• _Task_
Emit the entire listing verbatim.

[Records from a data source]
====================

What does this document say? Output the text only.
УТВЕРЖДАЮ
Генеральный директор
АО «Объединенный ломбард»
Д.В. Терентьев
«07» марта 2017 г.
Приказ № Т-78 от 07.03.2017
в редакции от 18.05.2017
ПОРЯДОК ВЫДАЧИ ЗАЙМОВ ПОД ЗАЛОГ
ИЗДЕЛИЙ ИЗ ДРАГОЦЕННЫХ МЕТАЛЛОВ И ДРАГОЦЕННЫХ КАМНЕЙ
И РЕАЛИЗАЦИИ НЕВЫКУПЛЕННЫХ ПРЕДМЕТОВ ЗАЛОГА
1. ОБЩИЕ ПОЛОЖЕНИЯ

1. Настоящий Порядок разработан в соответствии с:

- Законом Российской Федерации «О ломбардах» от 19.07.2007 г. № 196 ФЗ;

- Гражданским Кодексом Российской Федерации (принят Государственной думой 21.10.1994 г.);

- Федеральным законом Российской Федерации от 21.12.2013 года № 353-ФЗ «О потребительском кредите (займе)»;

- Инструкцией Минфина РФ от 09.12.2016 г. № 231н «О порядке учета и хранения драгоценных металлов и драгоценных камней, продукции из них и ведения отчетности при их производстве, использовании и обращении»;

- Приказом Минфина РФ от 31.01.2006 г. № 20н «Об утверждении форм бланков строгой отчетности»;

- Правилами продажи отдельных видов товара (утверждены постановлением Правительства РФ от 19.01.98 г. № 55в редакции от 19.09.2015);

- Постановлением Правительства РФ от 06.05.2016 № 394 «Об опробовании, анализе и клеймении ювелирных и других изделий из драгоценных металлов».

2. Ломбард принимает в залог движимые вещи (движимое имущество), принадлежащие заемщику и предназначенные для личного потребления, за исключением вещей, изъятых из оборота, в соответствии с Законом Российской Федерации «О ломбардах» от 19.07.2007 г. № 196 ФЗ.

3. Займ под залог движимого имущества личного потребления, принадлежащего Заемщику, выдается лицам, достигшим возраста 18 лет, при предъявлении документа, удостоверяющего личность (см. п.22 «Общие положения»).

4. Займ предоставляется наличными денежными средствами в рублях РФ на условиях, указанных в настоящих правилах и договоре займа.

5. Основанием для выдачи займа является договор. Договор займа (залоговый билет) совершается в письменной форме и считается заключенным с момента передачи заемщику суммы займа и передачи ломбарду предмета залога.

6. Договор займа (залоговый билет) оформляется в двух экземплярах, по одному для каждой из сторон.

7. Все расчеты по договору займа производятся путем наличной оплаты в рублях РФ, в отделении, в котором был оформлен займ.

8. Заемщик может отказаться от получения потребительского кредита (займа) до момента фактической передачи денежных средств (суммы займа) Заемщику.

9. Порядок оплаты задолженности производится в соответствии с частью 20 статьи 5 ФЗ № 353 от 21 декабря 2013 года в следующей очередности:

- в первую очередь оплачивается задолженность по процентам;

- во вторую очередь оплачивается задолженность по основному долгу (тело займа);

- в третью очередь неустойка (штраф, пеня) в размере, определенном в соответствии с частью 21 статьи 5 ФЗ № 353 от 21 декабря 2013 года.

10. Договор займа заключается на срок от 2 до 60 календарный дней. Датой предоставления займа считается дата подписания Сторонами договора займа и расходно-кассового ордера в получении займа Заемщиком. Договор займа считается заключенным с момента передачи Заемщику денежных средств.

====================

• _The response_
What does this document say? Output the text only.
УТВЕРЖДАЮ
Генеральный директор
АО «Объединенный ломбард»
Д.В. Терентьев
«07» марта 2017 г.
Приказ № Т-78 от 07.03.2017
в редакции от 18.05.2017
ПОРЯДОК ВЫДАЧИ ЗАЙМОВ ПОД ЗАЛОГ
ИЗДЕЛИЙ ИЗ ДРАГОЦЕННЫХ МЕТАЛЛОВ И ДРАГОЦЕННЫХ КАМНЕЙ
И РЕАЛИЗАЦИИ НЕВЫКУПЛЕННЫХ ПРЕДМЕТОВ ЗАЛОГА
1. ОБЩИЕ ПОЛОЖЕНИЯ

1. Настоящий Порядок разработан в соответствии с:

- Законом Российской Федерации «О ломбардах» от 19.07.2007 г. № 196 ФЗ;

- Гражданским Кодексом Российской Федерации (принят Государственной думой 21.10.1994 г.);

- Федеральным законом Российской Федерации от 21.12.2013 года № 353-ФЗ «О потребительском кредите (займе)»;

- Инструкцией Минфина РФ от 09.12.2016 г. № 231н «О порядке учета и хранения драгоценных металлов и драгоценных камней, продукции из них и ведения отчетности при их производстве, использовании и обращении»;

- Приказом Минфина РФ от 31.01.2006 г. № 20н «Об утверждении форм бланков строгой отчетности»;

- Правилами продажи отдельных видов товара (утверждены постановлением Правительства РФ от 19.01.98 г. № 55в редакции от 19.09.2015);

- Постановлением Правительства РФ от 06.05.2016 № 394 «Об опробовании, анализе и клеймении ювелирных и других изделий из драгоценных металлов».

2. Ломбард принимает в залог движимые вещи (движимое имущество), принадлежащие заемщику и предназначенные для личного потребления, за исключением вещей, изъятых из оборота, в соответствии с Законом Российской Федерации «О ломбардах» от 19.07.2007 г. № 196 ФЗ.

3. Займ под залог движимого имущества личного потребления, принадлежащего Заемщику, выдается лицам, достигшим возраста 18 лет, при предъявлении документа, удостоверяющего личность (см. п.22 «Общие положения»).

4. Займ предоставляется наличными денежными средствами в рублях РФ на условиях, указанных в настоящих правилах и договоре займа.

5. Основанием для выдачи займа является договор. Договор займа (залоговый билет) совершается в письменной форме и считается заключенным с момента передачи заемщику суммы займа и передачи ломбарду предмета залога.

6. Договор займа (залоговый билет) оформляется в двух экземплярах, по одному для каждой из сторон.

7. Все расчеты по договору займа производятся путем наличной оплаты в рублях РФ, в отделении, в котором был оформлен займ.

8. Заемщик может отказаться от получения потребительского кредита (займа) до момента фактической передачи денежных средств (суммы займа) Заемщику.

9. Порядок оплаты задолженности производится в соответствии с частью 20 статьи 5 ФЗ № 353 от 21 декабря 2013 года в следующей очередности:

- в первую очередь оплачивается задолженность по процентам;

- во вторую очередь оплачивается задолженность по основному долгу (тело займа);

- в третью очередь неустойка (штраф, пеня) в размере, определенном в соответствии с частью 21 статьи 5 ФЗ № 353 от 21 декабря 2013 года.

10. Договор займа заключается на срок от 2 до 60 календарный дней. Датой предоставления займа считается дата подписания Сторонами договора займа и расходно-кассового ордера в получении займа Заемщиком. Договор займа считается заключенным с момента передачи Заемщику денежных средств.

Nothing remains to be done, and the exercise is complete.